▸ **Available records**:
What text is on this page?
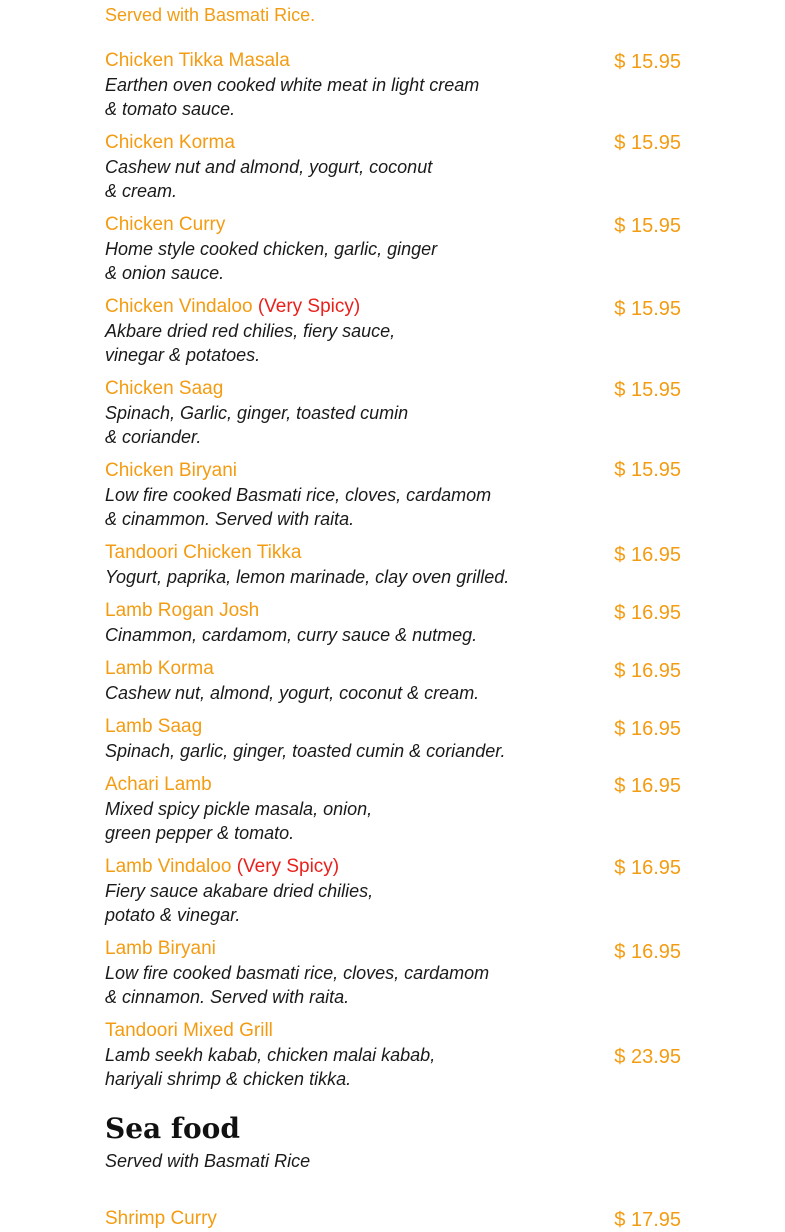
Served with Basmati Rice.
Chicken Tikka Masala
Earthen oven cooked white meat in light cream
& tomato sauce.
$ 15.95
Chicken Korma
Cashew nut and almond, yogurt, coconut
& cream.
$ 15.95
Chicken Curry
Home style cooked chicken, garlic, ginger
& onion sauce.
$ 15.95
Chicken Vindaloo (Very Spicy)
Akbare dried red chilies, fiery sauce,
vinegar & potatoes.
$ 15.95
Chicken Saag
Spinach, Garlic, ginger, toasted cumin
& coriander.
$ 15.95
Chicken Biryani
Low fire cooked Basmati rice, cloves, cardamom
& cinammon. Served with raita.
$ 15.95
Tandoori Chicken Tikka
Yogurt, paprika, lemon marinade, clay oven grilled.
$ 16.95
Lamb Rogan Josh
Cinammon, cardamom, curry sauce & nutmeg.
$ 16.95
Lamb Korma
Cashew nut, almond, yogurt, coconut & cream.
$ 16.95
Lamb Saag
Spinach, garlic, ginger, toasted cumin & coriander.
$ 16.95
Achari Lamb
Mixed spicy pickle masala, onion,
green pepper & tomato.
$ 16.95
Lamb Vindaloo (Very Spicy)
Fiery sauce akabare dried chilies,
potato & vinegar.
$ 16.95
Lamb Biryani
Low fire cooked basmati rice, cloves, cardamom
& cinnamon. Served with raita.
$ 16.95
Tandoori Mixed Grill
Lamb seekh kabab, chicken malai kabab,
hariyali shrimp & chicken tikka.
$ 23.95
Sea food
Served with Basmati Rice
Shrimp Curry	$ 17.95
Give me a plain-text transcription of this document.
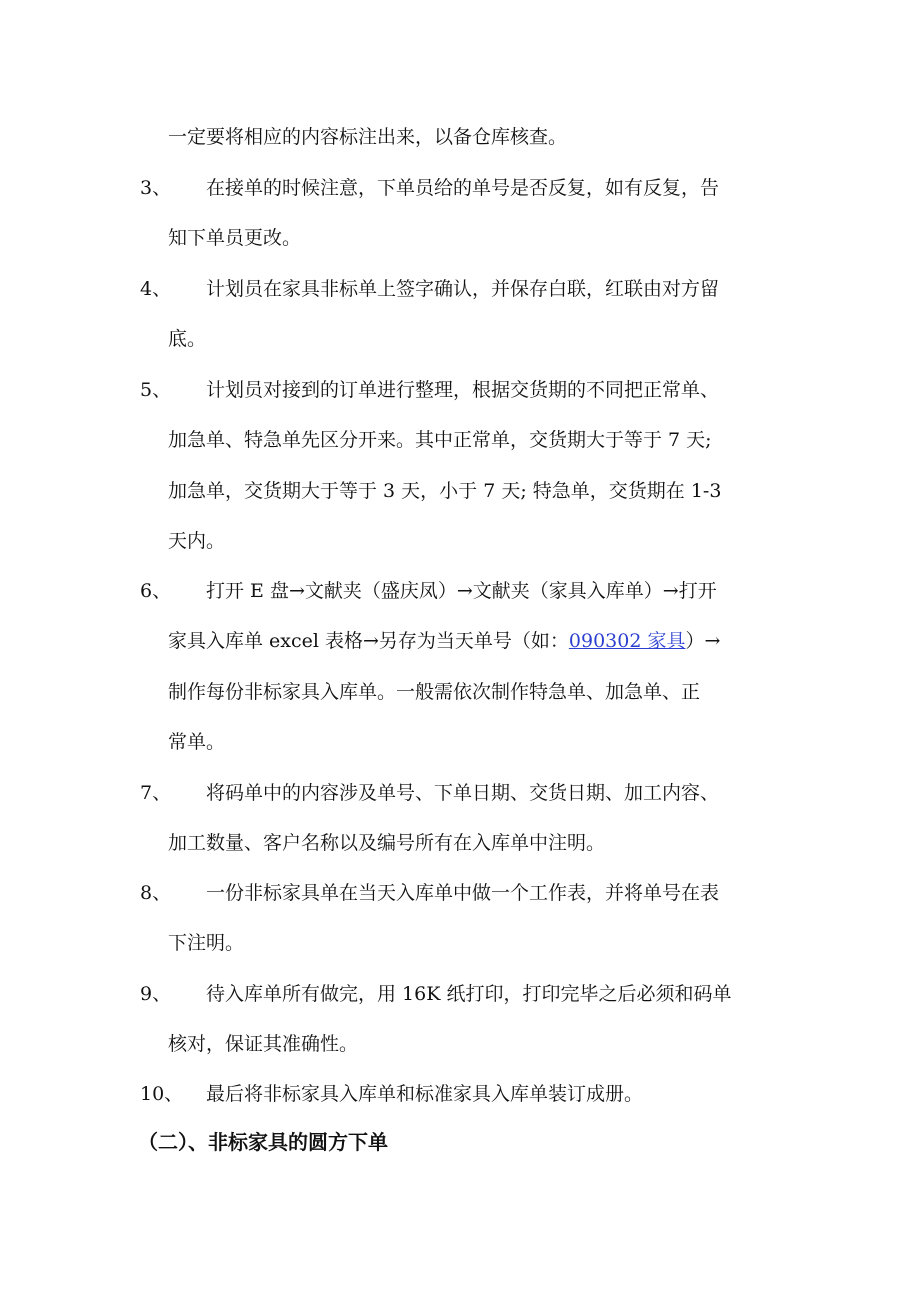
一定要将相应的内容标注出来，以备仓库核查。
3、 在接单的时候注意，下单员给的单号是否反复，如有反复，告
知下单员更改。
4、 计划员在家具非标单上签字确认，并保存白联，红联由对方留
底。
5、 计划员对接到的订单进行整理，根据交货期的不同把正常单、
加急单、特急单先区分开来。其中正常单，交货期大于等于 7 天;
加急单，交货期大于等于 3 天，小于 7 天; 特急单，交货期在 1-3
天内。
6、 打开 E 盘→文献夹（盛庆凤）→文献夹（家具入库单）→打开
家具入库单 excel 表格→另存为当天单号（如：090302 家具）→
制作每份非标家具入库单。一般需依次制作特急单、加急单、正
常单。
7、 将码单中的内容涉及单号、下单日期、交货日期、加工内容、
加工数量、客户名称以及编号所有在入库单中注明。
8、 一份非标家具单在当天入库单中做一个工作表，并将单号在表
下注明。
9、 待入库单所有做完，用 16K 纸打印，打印完毕之后必须和码单
核对，保证其准确性。
10、 最后将非标家具入库单和标准家具入库单装订成册。
（二）、非标家具的圆方下单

▸ **What the task requires**: Which lines include "text"? Copy each of them out.

▸ **Answer to the problem**:
What text is on this page?
Give me a plain-text transcription of this document.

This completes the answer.